#### Records for the task ####
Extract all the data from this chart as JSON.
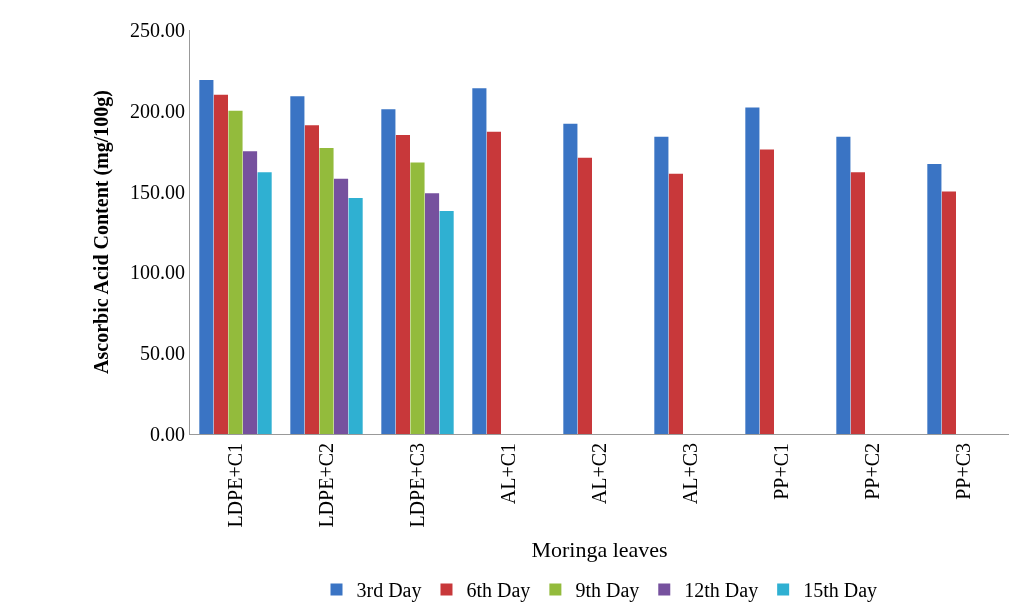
{
  "chart_data": {
    "type": "bar",
    "xlabel": "Moringa leaves",
    "ylabel": "Ascorbic Acid Content (mg/100g)",
    "categories": [
      "LDPE+C1",
      "LDPE+C2",
      "LDPE+C3",
      "AL+C1",
      "AL+C2",
      "AL+C3",
      "PP+C1",
      "PP+C2",
      "PP+C3"
    ],
    "series": [
      {
        "name": "3rd Day",
        "color": "#3a74c4",
        "values": [
          219,
          209,
          201,
          214,
          192,
          184,
          202,
          184,
          167
        ]
      },
      {
        "name": "6th Day",
        "color": "#c8383a",
        "values": [
          210,
          191,
          185,
          187,
          171,
          161,
          176,
          162,
          150
        ]
      },
      {
        "name": "9th Day",
        "color": "#93bb3c",
        "values": [
          200,
          177,
          168,
          null,
          null,
          null,
          null,
          null,
          null
        ]
      },
      {
        "name": "12th Day",
        "color": "#76519e",
        "values": [
          175,
          158,
          149,
          null,
          null,
          null,
          null,
          null,
          null
        ]
      },
      {
        "name": "15th Day",
        "color": "#2fb0d2",
        "values": [
          162,
          146,
          138,
          null,
          null,
          null,
          null,
          null,
          null
        ]
      }
    ],
    "ylim": [
      0,
      250
    ],
    "yticks": [
      {
        "value": 0,
        "label": "0.00"
      },
      {
        "value": 50,
        "label": "50.00"
      },
      {
        "value": 100,
        "label": "100.00"
      },
      {
        "value": 150,
        "label": "150.00"
      },
      {
        "value": 200,
        "label": "200.00"
      },
      {
        "value": 250,
        "label": "250.00"
      }
    ],
    "legend": "bottom"
  }
}
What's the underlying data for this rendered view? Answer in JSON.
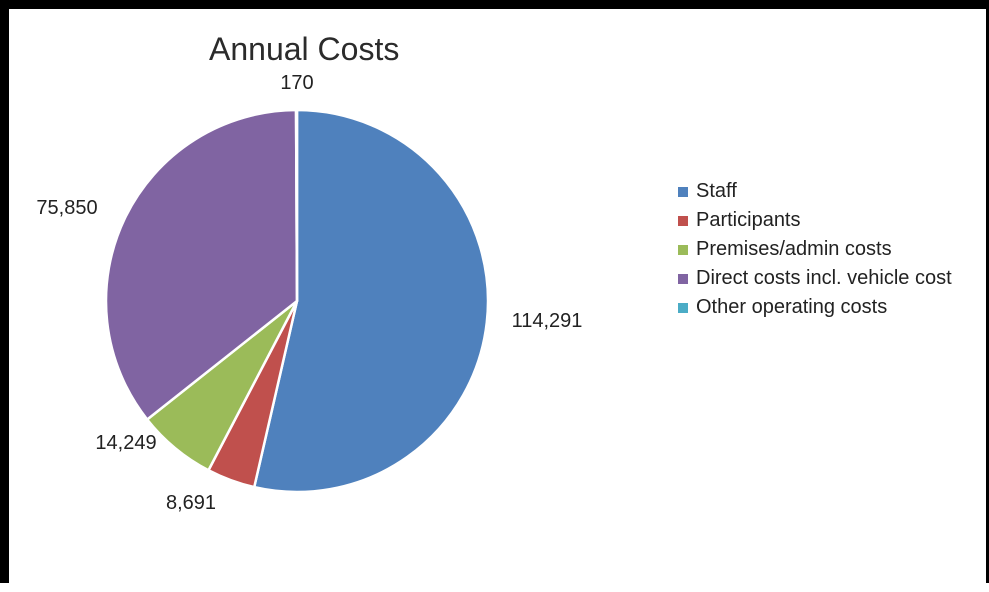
{
  "chart_data": {
    "type": "pie",
    "title": "Annual Costs",
    "categories": [
      "Staff",
      "Participants",
      "Premises/admin costs",
      "Direct costs incl. vehicle cost",
      "Other operating costs"
    ],
    "values": [
      114291,
      8691,
      14249,
      75850,
      170
    ],
    "value_labels": [
      "114,291",
      "8,691",
      "14,249",
      "75,850",
      "170"
    ],
    "colors": [
      "#4f81bd",
      "#c0504d",
      "#9bbb59",
      "#8064a2",
      "#4bacc6"
    ],
    "legend_position": "right",
    "start_angle": "12 o'clock",
    "direction": "clockwise"
  }
}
####
Directions for this task. Restate the entire listing word for word, excluding pictures.

Result of this task.
Extract all the data from this chart as JSON.
{
  "chart_data": {
    "type": "bar",
    "xlabel": "Moringa leaves",
    "ylabel": "Ascorbic Acid Content (mg/100g)",
    "categories": [
      "LDPE+C1",
      "LDPE+C2",
      "LDPE+C3",
      "AL+C1",
      "AL+C2",
      "AL+C3",
      "PP+C1",
      "PP+C2",
      "PP+C3"
    ],
    "series": [
      {
        "name": "3rd Day",
        "color": "#3a74c4",
        "values": [
          219,
          209,
          201,
          214,
          192,
          184,
          202,
          184,
          167
        ]
      },
      {
        "name": "6th Day",
        "color": "#c8383a",
        "values": [
          210,
          191,
          185,
          187,
          171,
          161,
          176,
          162,
          150
        ]
      },
      {
        "name": "9th Day",
        "color": "#93bb3c",
        "values": [
          200,
          177,
          168,
          null,
          null,
          null,
          null,
          null,
          null
        ]
      },
      {
        "name": "12th Day",
        "color": "#76519e",
        "values": [
          175,
          158,
          149,
          null,
          null,
          null,
          null,
          null,
          null
        ]
      },
      {
        "name": "15th Day",
        "color": "#2fb0d2",
        "values": [
          162,
          146,
          138,
          null,
          null,
          null,
          null,
          null,
          null
        ]
      }
    ],
    "ylim": [
      0,
      250
    ],
    "yticks": [
      {
        "value": 0,
        "label": "0.00"
      },
      {
        "value": 50,
        "label": "50.00"
      },
      {
        "value": 100,
        "label": "100.00"
      },
      {
        "value": 150,
        "label": "150.00"
      },
      {
        "value": 200,
        "label": "200.00"
      },
      {
        "value": 250,
        "label": "250.00"
      }
    ],
    "legend": "bottom"
  }
}
What's the underlying data for this rendered view? Answer in JSON.
{
  "chart_data": {
    "type": "pie",
    "title": "Annual Costs",
    "categories": [
      "Staff",
      "Participants",
      "Premises/admin costs",
      "Direct costs incl. vehicle cost",
      "Other operating costs"
    ],
    "values": [
      114291,
      8691,
      14249,
      75850,
      170
    ],
    "value_labels": [
      "114,291",
      "8,691",
      "14,249",
      "75,850",
      "170"
    ],
    "colors": [
      "#4f81bd",
      "#c0504d",
      "#9bbb59",
      "#8064a2",
      "#4bacc6"
    ],
    "legend_position": "right",
    "start_angle": "12 o'clock",
    "direction": "clockwise"
  }
}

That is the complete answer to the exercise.